**Short exercise**
Look through the data and write out every line with the word "выданняў" in it.

**Stored data**
★ ★ ★ ★ ★

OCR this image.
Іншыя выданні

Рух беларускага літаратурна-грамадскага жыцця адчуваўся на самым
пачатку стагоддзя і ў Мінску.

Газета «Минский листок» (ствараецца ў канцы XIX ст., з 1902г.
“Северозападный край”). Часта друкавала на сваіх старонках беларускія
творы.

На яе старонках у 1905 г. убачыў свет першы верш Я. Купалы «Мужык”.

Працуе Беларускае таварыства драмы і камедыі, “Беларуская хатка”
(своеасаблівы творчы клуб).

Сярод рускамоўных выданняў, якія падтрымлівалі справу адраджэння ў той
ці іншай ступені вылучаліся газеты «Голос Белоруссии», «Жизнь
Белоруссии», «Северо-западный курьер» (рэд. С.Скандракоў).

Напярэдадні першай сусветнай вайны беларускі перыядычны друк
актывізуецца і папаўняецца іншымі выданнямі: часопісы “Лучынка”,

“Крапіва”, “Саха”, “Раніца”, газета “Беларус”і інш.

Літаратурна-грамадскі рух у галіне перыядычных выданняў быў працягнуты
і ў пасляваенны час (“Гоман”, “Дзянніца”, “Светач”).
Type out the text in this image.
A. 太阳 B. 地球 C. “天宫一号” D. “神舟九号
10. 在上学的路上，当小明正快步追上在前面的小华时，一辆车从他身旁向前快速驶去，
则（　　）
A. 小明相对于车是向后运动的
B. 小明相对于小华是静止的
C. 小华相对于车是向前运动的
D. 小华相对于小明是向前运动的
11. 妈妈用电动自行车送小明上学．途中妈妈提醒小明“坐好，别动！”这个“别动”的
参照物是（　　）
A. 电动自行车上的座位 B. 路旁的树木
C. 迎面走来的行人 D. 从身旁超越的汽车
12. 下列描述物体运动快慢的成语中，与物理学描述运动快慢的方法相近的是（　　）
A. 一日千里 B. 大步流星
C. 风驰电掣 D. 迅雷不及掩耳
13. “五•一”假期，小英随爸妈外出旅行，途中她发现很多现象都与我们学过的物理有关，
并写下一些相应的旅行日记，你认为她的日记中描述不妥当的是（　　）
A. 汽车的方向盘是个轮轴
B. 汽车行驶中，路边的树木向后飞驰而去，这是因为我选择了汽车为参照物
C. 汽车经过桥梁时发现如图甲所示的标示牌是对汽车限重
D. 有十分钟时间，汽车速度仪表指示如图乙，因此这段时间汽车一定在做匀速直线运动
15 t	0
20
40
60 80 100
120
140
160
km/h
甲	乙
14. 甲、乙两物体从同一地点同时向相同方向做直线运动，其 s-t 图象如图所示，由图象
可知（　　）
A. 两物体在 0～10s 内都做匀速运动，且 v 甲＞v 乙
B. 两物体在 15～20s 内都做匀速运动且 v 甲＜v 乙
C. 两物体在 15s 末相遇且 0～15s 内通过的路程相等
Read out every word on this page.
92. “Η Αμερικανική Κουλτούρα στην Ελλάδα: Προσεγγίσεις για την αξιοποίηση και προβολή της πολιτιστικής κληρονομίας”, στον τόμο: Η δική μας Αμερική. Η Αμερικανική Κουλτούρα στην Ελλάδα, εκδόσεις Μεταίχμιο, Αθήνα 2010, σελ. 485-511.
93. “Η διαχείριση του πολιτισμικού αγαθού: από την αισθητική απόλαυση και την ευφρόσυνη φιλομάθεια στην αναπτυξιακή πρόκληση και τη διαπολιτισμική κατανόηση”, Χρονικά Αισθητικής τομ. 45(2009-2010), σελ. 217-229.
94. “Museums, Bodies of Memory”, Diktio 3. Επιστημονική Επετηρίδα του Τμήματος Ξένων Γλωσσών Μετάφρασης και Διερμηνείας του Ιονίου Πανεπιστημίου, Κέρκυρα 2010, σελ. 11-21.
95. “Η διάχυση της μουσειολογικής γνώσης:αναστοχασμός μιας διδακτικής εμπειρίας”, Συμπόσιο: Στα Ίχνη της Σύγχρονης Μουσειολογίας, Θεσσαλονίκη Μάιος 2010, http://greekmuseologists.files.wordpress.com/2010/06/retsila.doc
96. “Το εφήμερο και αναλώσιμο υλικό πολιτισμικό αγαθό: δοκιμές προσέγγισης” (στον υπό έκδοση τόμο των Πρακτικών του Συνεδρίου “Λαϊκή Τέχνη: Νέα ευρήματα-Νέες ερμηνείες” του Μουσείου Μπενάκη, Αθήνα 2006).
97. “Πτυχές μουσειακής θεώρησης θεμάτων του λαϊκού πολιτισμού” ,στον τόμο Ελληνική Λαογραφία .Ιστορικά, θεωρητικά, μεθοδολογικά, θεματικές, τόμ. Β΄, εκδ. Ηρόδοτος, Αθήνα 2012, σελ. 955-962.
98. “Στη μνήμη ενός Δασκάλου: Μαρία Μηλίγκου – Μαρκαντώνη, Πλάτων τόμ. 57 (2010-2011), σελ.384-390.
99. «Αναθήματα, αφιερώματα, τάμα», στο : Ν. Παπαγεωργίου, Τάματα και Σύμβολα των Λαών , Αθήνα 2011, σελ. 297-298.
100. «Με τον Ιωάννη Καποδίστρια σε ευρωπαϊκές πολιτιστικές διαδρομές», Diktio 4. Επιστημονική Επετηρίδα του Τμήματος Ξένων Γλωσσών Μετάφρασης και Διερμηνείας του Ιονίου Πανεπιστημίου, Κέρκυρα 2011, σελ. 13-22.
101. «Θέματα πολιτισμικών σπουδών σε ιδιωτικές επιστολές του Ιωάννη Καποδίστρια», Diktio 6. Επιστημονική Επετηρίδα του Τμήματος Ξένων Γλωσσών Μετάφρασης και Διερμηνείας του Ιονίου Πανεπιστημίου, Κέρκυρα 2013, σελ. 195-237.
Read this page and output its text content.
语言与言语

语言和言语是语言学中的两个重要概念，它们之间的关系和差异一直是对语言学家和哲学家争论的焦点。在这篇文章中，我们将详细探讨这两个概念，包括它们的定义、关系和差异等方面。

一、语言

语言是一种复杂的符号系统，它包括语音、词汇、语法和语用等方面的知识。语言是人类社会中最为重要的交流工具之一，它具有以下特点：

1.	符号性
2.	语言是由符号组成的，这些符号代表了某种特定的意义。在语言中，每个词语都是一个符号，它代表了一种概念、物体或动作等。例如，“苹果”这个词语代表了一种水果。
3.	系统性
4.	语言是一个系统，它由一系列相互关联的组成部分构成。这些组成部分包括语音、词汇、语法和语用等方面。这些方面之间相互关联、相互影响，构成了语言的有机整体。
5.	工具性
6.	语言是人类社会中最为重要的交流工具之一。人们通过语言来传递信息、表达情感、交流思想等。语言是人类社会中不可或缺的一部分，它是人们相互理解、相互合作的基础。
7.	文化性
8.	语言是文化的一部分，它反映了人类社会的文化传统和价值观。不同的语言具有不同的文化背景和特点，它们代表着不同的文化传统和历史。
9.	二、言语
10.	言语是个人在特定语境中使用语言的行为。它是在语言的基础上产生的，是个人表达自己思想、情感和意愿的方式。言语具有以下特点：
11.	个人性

★ ★ ★ ★ ★

**Exercise result**
Сярод рускамоўных выданняў, якія падтрымлівалі справу адраджэння ў той
Літаратурна-грамадскі рух у галіне перыядычных выданняў быў працягнуты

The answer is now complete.